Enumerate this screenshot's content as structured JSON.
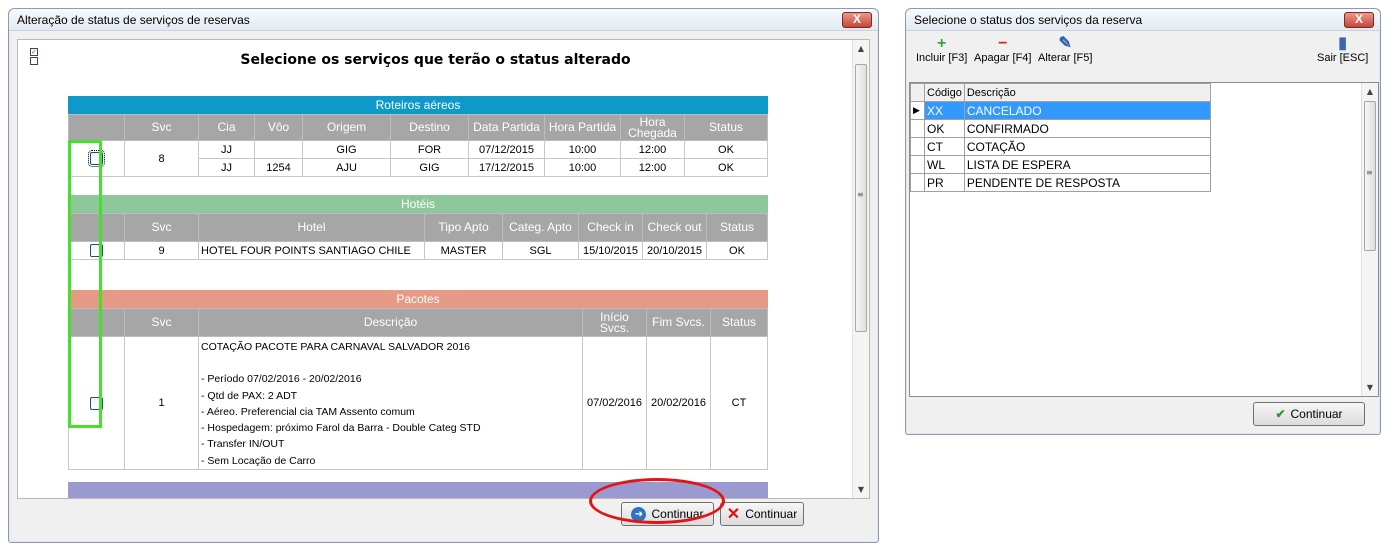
{
  "main": {
    "title": "Alteração de status de serviços de reservas",
    "close": "X",
    "heading": "Selecione os serviços que terão o status alterado",
    "flights": {
      "band": "Roteiros aéreos",
      "band_color": "#0e9ac8",
      "headers": [
        "Svc",
        "Cia",
        "Vôo",
        "Origem",
        "Destino",
        "Data Partida",
        "Hora Partida",
        "Hora Chegada",
        "Status"
      ],
      "svc": "8",
      "rows": [
        [
          "JJ",
          "",
          "GIG",
          "FOR",
          "07/12/2015",
          "10:00",
          "12:00",
          "OK"
        ],
        [
          "JJ",
          "1254",
          "AJU",
          "GIG",
          "17/12/2015",
          "10:00",
          "12:00",
          "OK"
        ]
      ]
    },
    "hotels": {
      "band": "Hotéis",
      "band_color": "#8ec89a",
      "headers": [
        "Svc",
        "Hotel",
        "Tipo Apto",
        "Categ. Apto",
        "Check in",
        "Check out",
        "Status"
      ],
      "row": [
        "9",
        "HOTEL FOUR POINTS SANTIAGO CHILE",
        "MASTER",
        "SGL",
        "15/10/2015",
        "20/10/2015",
        "OK"
      ]
    },
    "packages": {
      "band": "Pacotes",
      "band_color": "#e49a84",
      "headers": [
        "Svc",
        "Descrição",
        "Início Svcs.",
        "Fim Svcs.",
        "Status"
      ],
      "svc": "1",
      "description": [
        "COTAÇÃO PACOTE PARA CARNAVAL SALVADOR 2016",
        "",
        "- Período 07/02/2016 - 20/02/2016",
        "- Qtd de PAX: 2 ADT",
        "- Aéreo. Preferencial cia TAM Assento comum",
        "- Hospedagem: próximo Farol da Barra - Double Categ STD",
        "- Transfer IN/OUT",
        "- Sem Locação de Carro"
      ],
      "start": "07/02/2016",
      "end": "20/02/2016",
      "status": "CT"
    },
    "next_band_color": "#9a9ad0",
    "buttons": {
      "continue": "Continuar",
      "cancel": "Continuar"
    }
  },
  "status_window": {
    "title": "Selecione o status dos serviços da reserva",
    "close": "X",
    "toolbar": [
      {
        "label": "Incluir [F3]",
        "icon": "plus-icon"
      },
      {
        "label": "Apagar [F4]",
        "icon": "minus-icon"
      },
      {
        "label": "Alterar [F5]",
        "icon": "edit-icon"
      },
      {
        "label": "Sair [ESC]",
        "icon": "exit-door-icon"
      }
    ],
    "headers": [
      "Código",
      "Descrição"
    ],
    "rows": [
      [
        "XX",
        "CANCELADO"
      ],
      [
        "OK",
        "CONFIRMADO"
      ],
      [
        "CT",
        "COTAÇÃO"
      ],
      [
        "WL",
        "LISTA DE ESPERA"
      ],
      [
        "PR",
        "PENDENTE DE RESPOSTA"
      ]
    ],
    "selected_row": 0,
    "button": "Continuar"
  }
}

_Task:_ Filter the data, keeping only the lines that contain "icon".

_Task result:_
        "icon": "plus-icon"
        "icon": "minus-icon"
        "icon": "edit-icon"
        "icon": "exit-door-icon"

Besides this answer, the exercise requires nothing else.